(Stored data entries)
- - - - - - -

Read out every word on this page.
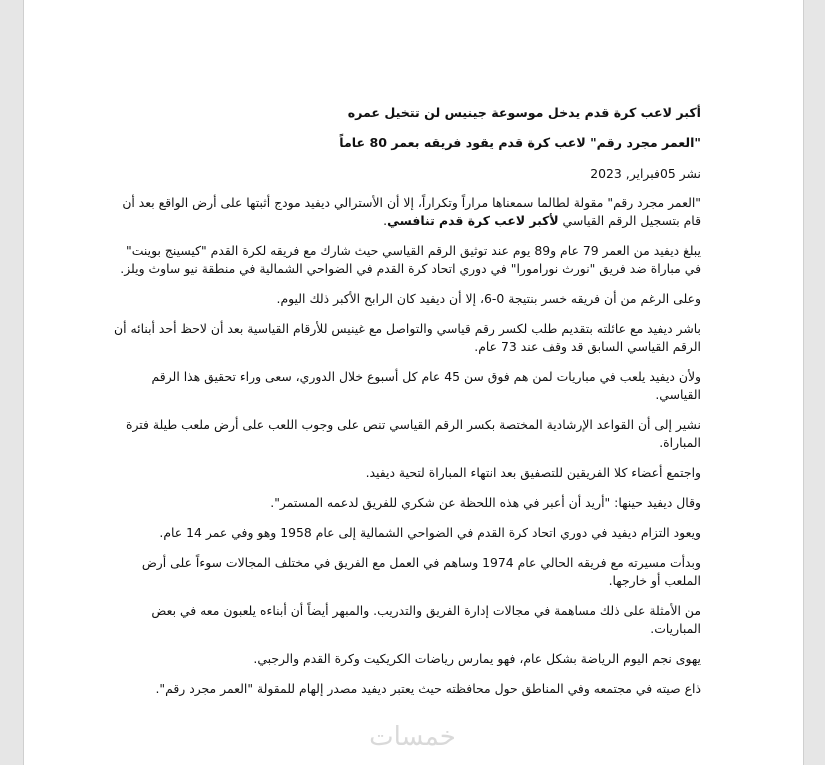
أكبر لاعب كرة قدم يدخل موسوعة جينيس لن تتخيل عمره
"العمر مجرد رقم" لاعب كرة قدم يقود فريقه بعمر 80 عاماً

نشر 05فبراير, 2023

"العمر مجرد رقم" مقولة لطالما سمعناها مراراً وتكراراً، إلا أن الأسترالي ديفيد مودج أثبتها على أرض الواقع بعد أن قام بتسجيل الرقم القياسي لأكبر لاعب كرة قدم تنافسي.

يبلغ ديفيد من العمر 79 عام و89 يوم عند توثيق الرقم القياسي حيث شارك مع فريقه لكرة القدم "كيسينج بوينت" في مباراة ضد فريق "نورث نورامورا" في دوري اتحاد كرة القدم في الضواحي الشمالية في منطقة نيو ساوث ويلز.

وعلى الرغم من أن فريقه خسر بنتيجة 0-6، إلا أن ديفيد كان الرابح الأكبر ذلك اليوم.

باشر ديفيد مع عائلته بتقديم طلب لكسر رقم قياسي والتواصل مع غينيس للأرقام القياسية بعد أن لاحظ أحد أبنائه أن الرقم القياسي السابق قد وقف عند 73 عام.

ولأن ديفيد يلعب في مباريات لمن هم فوق سن 45 عام كل أسبوع خلال الدوري، سعى وراء تحقيق هذا الرقم القياسي.

نشير إلى أن القواعد الإرشادية المختصة بكسر الرقم القياسي تنص على وجوب اللعب على أرض ملعب طيلة فترة المباراة.

واجتمع أعضاء كلا الفريقين للتصفيق بعد انتهاء المباراة لتحية ديفيد.

وقال ديفيد حينها: "أريد أن أعبر في هذه اللحظة عن شكري للفريق لدعمه المستمر".

ويعود التزام ديفيد في دوري اتحاد كرة القدم في الضواحي الشمالية إلى عام 1958 وهو وفي عمر 14 عام.

وبدأت مسيرته مع فريقه الحالي عام 1974 وساهم في العمل مع الفريق في مختلف المجالات سوءاً على أرض الملعب أو خارجها.

من الأمثلة على ذلك مساهمة في مجالات إدارة الفريق والتدريب. والمبهر أيضاً أن أبناءه يلعبون معه في بعض المباريات.

يهوى نجم اليوم الرياضة بشكل عام، فهو يمارس رياضات الكريكيت وكرة القدم والرجبي.

ذاع صيته في مجتمعه وفي المناطق حول محافظته حيث يعتبر ديفيد مصدر إلهام للمقولة "العمر مجرد رقم".

خمسات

- - - - - - -

* _Request_
Exclude the images, then output the data above word for word.

* _Result of this exercise_
Read out every word on this page.
أكبر لاعب كرة قدم يدخل موسوعة جينيس لن تتخيل عمره
"العمر مجرد رقم" لاعب كرة قدم يقود فريقه بعمر 80 عاماً

نشر 05فبراير, 2023

"العمر مجرد رقم" مقولة لطالما سمعناها مراراً وتكراراً، إلا أن الأسترالي ديفيد مودج أثبتها على أرض الواقع بعد أن قام بتسجيل الرقم القياسي لأكبر لاعب كرة قدم تنافسي.

يبلغ ديفيد من العمر 79 عام و89 يوم عند توثيق الرقم القياسي حيث شارك مع فريقه لكرة القدم "كيسينج بوينت" في مباراة ضد فريق "نورث نورامورا" في دوري اتحاد كرة القدم في الضواحي الشمالية في منطقة نيو ساوث ويلز.

وعلى الرغم من أن فريقه خسر بنتيجة 0-6، إلا أن ديفيد كان الرابح الأكبر ذلك اليوم.

باشر ديفيد مع عائلته بتقديم طلب لكسر رقم قياسي والتواصل مع غينيس للأرقام القياسية بعد أن لاحظ أحد أبنائه أن الرقم القياسي السابق قد وقف عند 73 عام.

ولأن ديفيد يلعب في مباريات لمن هم فوق سن 45 عام كل أسبوع خلال الدوري، سعى وراء تحقيق هذا الرقم القياسي.

نشير إلى أن القواعد الإرشادية المختصة بكسر الرقم القياسي تنص على وجوب اللعب على أرض ملعب طيلة فترة المباراة.

واجتمع أعضاء كلا الفريقين للتصفيق بعد انتهاء المباراة لتحية ديفيد.

وقال ديفيد حينها: "أريد أن أعبر في هذه اللحظة عن شكري للفريق لدعمه المستمر".

ويعود التزام ديفيد في دوري اتحاد كرة القدم في الضواحي الشمالية إلى عام 1958 وهو وفي عمر 14 عام.

وبدأت مسيرته مع فريقه الحالي عام 1974 وساهم في العمل مع الفريق في مختلف المجالات سوءاً على أرض الملعب أو خارجها.

من الأمثلة على ذلك مساهمة في مجالات إدارة الفريق والتدريب. والمبهر أيضاً أن أبناءه يلعبون معه في بعض المباريات.

يهوى نجم اليوم الرياضة بشكل عام، فهو يمارس رياضات الكريكيت وكرة القدم والرجبي.

ذاع صيته في مجتمعه وفي المناطق حول محافظته حيث يعتبر ديفيد مصدر إلهام للمقولة "العمر مجرد رقم".

خمسات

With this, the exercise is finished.